◆ The problem: Each record below should be repeated precisely as written.

## begin

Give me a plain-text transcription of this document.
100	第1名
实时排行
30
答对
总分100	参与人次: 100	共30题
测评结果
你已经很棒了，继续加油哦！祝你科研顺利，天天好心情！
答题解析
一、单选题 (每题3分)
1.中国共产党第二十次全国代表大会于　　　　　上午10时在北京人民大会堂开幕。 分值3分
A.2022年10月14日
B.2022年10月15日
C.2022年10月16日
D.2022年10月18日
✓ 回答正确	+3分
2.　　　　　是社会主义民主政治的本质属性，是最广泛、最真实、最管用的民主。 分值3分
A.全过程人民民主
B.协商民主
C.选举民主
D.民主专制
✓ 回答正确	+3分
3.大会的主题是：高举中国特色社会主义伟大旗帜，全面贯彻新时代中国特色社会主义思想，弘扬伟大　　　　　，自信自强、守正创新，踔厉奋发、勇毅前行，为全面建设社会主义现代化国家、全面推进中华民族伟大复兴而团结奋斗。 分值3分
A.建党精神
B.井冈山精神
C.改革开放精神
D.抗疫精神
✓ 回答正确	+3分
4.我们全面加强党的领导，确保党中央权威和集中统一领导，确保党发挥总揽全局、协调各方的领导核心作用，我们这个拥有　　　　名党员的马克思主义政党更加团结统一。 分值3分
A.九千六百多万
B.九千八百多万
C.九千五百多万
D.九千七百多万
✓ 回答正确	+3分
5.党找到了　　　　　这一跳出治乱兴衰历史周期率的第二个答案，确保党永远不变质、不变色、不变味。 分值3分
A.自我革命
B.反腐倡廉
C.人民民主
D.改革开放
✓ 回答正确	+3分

## end

◆ Solution to the exercise:
Give me a plain-text transcription of this document.
100	第1名
实时排行
30
答对
总分100	参与人次: 100	共30题
测评结果
你已经很棒了，继续加油哦！祝你科研顺利，天天好心情！
答题解析
一、单选题 (每题3分)
1.中国共产党第二十次全国代表大会于　　　　　上午10时在北京人民大会堂开幕。 分值3分
A.2022年10月14日
B.2022年10月15日
C.2022年10月16日
D.2022年10月18日
✓ 回答正确	+3分
2.　　　　　是社会主义民主政治的本质属性，是最广泛、最真实、最管用的民主。 分值3分
A.全过程人民民主
B.协商民主
C.选举民主
D.民主专制
✓ 回答正确	+3分
3.大会的主题是：高举中国特色社会主义伟大旗帜，全面贯彻新时代中国特色社会主义思想，弘扬伟大　　　　　，自信自强、守正创新，踔厉奋发、勇毅前行，为全面建设社会主义现代化国家、全面推进中华民族伟大复兴而团结奋斗。 分值3分
A.建党精神
B.井冈山精神
C.改革开放精神
D.抗疫精神
✓ 回答正确	+3分
4.我们全面加强党的领导，确保党中央权威和集中统一领导，确保党发挥总揽全局、协调各方的领导核心作用，我们这个拥有　　　　名党员的马克思主义政党更加团结统一。 分值3分
A.九千六百多万
B.九千八百多万
C.九千五百多万
D.九千七百多万
✓ 回答正确	+3分
5.党找到了　　　　　这一跳出治乱兴衰历史周期率的第二个答案，确保党永远不变质、不变色、不变味。 分值3分
A.自我革命
B.反腐倡廉
C.人民民主
D.改革开放
✓ 回答正确	+3分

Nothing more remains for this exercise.